== Record excerpts ==
--- begin ---
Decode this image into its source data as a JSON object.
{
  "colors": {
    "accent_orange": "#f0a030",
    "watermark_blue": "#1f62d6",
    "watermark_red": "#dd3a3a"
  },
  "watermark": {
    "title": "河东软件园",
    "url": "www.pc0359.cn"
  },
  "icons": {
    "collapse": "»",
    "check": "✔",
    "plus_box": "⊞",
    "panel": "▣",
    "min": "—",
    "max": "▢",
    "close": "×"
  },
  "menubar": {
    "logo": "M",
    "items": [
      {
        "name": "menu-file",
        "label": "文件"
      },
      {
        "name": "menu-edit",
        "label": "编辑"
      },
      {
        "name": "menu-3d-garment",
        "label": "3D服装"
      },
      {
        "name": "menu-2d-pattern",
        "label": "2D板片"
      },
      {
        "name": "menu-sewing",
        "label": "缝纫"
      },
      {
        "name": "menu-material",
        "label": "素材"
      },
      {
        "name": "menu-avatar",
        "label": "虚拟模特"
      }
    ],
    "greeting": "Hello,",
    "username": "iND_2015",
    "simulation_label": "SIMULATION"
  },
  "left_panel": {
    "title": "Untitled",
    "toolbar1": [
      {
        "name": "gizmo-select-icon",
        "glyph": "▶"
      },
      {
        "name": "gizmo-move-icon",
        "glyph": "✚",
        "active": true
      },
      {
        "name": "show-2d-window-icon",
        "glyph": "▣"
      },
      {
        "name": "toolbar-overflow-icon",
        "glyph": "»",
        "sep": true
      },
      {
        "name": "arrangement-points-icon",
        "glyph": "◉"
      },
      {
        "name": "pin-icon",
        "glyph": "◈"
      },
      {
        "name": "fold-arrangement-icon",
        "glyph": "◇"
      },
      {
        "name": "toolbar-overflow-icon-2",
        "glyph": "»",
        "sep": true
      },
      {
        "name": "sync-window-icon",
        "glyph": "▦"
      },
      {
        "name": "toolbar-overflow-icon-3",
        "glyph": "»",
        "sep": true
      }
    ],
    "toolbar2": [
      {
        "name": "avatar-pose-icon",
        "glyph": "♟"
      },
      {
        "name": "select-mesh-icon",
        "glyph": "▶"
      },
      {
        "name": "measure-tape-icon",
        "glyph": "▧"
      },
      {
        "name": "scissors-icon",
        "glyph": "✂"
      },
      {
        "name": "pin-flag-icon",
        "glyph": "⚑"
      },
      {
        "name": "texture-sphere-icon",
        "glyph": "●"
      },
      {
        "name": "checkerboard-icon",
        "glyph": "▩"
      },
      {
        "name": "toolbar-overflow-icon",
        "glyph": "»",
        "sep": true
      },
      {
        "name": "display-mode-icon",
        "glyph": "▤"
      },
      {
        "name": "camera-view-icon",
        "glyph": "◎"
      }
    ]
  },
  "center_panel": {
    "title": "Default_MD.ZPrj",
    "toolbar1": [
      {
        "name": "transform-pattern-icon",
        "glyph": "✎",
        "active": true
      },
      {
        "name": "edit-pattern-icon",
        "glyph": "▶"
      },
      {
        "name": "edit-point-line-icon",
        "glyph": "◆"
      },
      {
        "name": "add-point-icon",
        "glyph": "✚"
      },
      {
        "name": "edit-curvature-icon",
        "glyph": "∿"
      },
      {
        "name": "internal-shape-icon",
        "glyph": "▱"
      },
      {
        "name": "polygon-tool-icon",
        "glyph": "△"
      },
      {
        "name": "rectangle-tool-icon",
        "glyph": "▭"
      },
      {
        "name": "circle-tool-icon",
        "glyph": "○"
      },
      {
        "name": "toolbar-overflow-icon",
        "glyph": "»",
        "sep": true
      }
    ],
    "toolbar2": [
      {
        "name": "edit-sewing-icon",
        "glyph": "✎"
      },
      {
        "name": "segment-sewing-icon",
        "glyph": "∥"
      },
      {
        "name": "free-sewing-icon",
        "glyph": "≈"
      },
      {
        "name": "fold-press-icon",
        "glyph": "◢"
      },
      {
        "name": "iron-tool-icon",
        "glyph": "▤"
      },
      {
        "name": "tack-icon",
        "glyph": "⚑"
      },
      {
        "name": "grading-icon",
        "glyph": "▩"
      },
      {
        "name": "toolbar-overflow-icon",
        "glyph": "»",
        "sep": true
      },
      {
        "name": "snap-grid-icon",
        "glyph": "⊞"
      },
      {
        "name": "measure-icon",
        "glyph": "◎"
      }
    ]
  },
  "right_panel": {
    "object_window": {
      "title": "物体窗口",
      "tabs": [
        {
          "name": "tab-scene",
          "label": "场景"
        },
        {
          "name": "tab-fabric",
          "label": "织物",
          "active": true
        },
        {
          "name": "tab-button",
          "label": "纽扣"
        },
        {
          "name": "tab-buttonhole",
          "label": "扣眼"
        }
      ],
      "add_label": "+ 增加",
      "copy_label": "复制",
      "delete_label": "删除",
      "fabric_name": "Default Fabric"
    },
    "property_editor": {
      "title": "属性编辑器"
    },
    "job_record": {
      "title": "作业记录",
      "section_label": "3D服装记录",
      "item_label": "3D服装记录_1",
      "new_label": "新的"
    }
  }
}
--- end ---
== Work instructions ==
Would you copy out each line exactly as written?

== Expected output ==
Decode this image into its source data as a JSON object.
{
  "colors": {
    "accent_orange": "#f0a030",
    "watermark_blue": "#1f62d6",
    "watermark_red": "#dd3a3a"
  },
  "watermark": {
    "title": "河东软件园",
    "url": "www.pc0359.cn"
  },
  "icons": {
    "collapse": "»",
    "check": "✔",
    "plus_box": "⊞",
    "panel": "▣",
    "min": "—",
    "max": "▢",
    "close": "×"
  },
  "menubar": {
    "logo": "M",
    "items": [
      {
        "name": "menu-file",
        "label": "文件"
      },
      {
        "name": "menu-edit",
        "label": "编辑"
      },
      {
        "name": "menu-3d-garment",
        "label": "3D服装"
      },
      {
        "name": "menu-2d-pattern",
        "label": "2D板片"
      },
      {
        "name": "menu-sewing",
        "label": "缝纫"
      },
      {
        "name": "menu-material",
        "label": "素材"
      },
      {
        "name": "menu-avatar",
        "label": "虚拟模特"
      }
    ],
    "greeting": "Hello,",
    "username": "iND_2015",
    "simulation_label": "SIMULATION"
  },
  "left_panel": {
    "title": "Untitled",
    "toolbar1": [
      {
        "name": "gizmo-select-icon",
        "glyph": "▶"
      },
      {
        "name": "gizmo-move-icon",
        "glyph": "✚",
        "active": true
      },
      {
        "name": "show-2d-window-icon",
        "glyph": "▣"
      },
      {
        "name": "toolbar-overflow-icon",
        "glyph": "»",
        "sep": true
      },
      {
        "name": "arrangement-points-icon",
        "glyph": "◉"
      },
      {
        "name": "pin-icon",
        "glyph": "◈"
      },
      {
        "name": "fold-arrangement-icon",
        "glyph": "◇"
      },
      {
        "name": "toolbar-overflow-icon-2",
        "glyph": "»",
        "sep": true
      },
      {
        "name": "sync-window-icon",
        "glyph": "▦"
      },
      {
        "name": "toolbar-overflow-icon-3",
        "glyph": "»",
        "sep": true
      }
    ],
    "toolbar2": [
      {
        "name": "avatar-pose-icon",
        "glyph": "♟"
      },
      {
        "name": "select-mesh-icon",
        "glyph": "▶"
      },
      {
        "name": "measure-tape-icon",
        "glyph": "▧"
      },
      {
        "name": "scissors-icon",
        "glyph": "✂"
      },
      {
        "name": "pin-flag-icon",
        "glyph": "⚑"
      },
      {
        "name": "texture-sphere-icon",
        "glyph": "●"
      },
      {
        "name": "checkerboard-icon",
        "glyph": "▩"
      },
      {
        "name": "toolbar-overflow-icon",
        "glyph": "»",
        "sep": true
      },
      {
        "name": "display-mode-icon",
        "glyph": "▤"
      },
      {
        "name": "camera-view-icon",
        "glyph": "◎"
      }
    ]
  },
  "center_panel": {
    "title": "Default_MD.ZPrj",
    "toolbar1": [
      {
        "name": "transform-pattern-icon",
        "glyph": "✎",
        "active": true
      },
      {
        "name": "edit-pattern-icon",
        "glyph": "▶"
      },
      {
        "name": "edit-point-line-icon",
        "glyph": "◆"
      },
      {
        "name": "add-point-icon",
        "glyph": "✚"
      },
      {
        "name": "edit-curvature-icon",
        "glyph": "∿"
      },
      {
        "name": "internal-shape-icon",
        "glyph": "▱"
      },
      {
        "name": "polygon-tool-icon",
        "glyph": "△"
      },
      {
        "name": "rectangle-tool-icon",
        "glyph": "▭"
      },
      {
        "name": "circle-tool-icon",
        "glyph": "○"
      },
      {
        "name": "toolbar-overflow-icon",
        "glyph": "»",
        "sep": true
      }
    ],
    "toolbar2": [
      {
        "name": "edit-sewing-icon",
        "glyph": "✎"
      },
      {
        "name": "segment-sewing-icon",
        "glyph": "∥"
      },
      {
        "name": "free-sewing-icon",
        "glyph": "≈"
      },
      {
        "name": "fold-press-icon",
        "glyph": "◢"
      },
      {
        "name": "iron-tool-icon",
        "glyph": "▤"
      },
      {
        "name": "tack-icon",
        "glyph": "⚑"
      },
      {
        "name": "grading-icon",
        "glyph": "▩"
      },
      {
        "name": "toolbar-overflow-icon",
        "glyph": "»",
        "sep": true
      },
      {
        "name": "snap-grid-icon",
        "glyph": "⊞"
      },
      {
        "name": "measure-icon",
        "glyph": "◎"
      }
    ]
  },
  "right_panel": {
    "object_window": {
      "title": "物体窗口",
      "tabs": [
        {
          "name": "tab-scene",
          "label": "场景"
        },
        {
          "name": "tab-fabric",
          "label": "织物",
          "active": true
        },
        {
          "name": "tab-button",
          "label": "纽扣"
        },
        {
          "name": "tab-buttonhole",
          "label": "扣眼"
        }
      ],
      "add_label": "+ 增加",
      "copy_label": "复制",
      "delete_label": "删除",
      "fabric_name": "Default Fabric"
    },
    "property_editor": {
      "title": "属性编辑器"
    },
    "job_record": {
      "title": "作业记录",
      "section_label": "3D服装记录",
      "item_label": "3D服装记录_1",
      "new_label": "新的"
    }
  }
}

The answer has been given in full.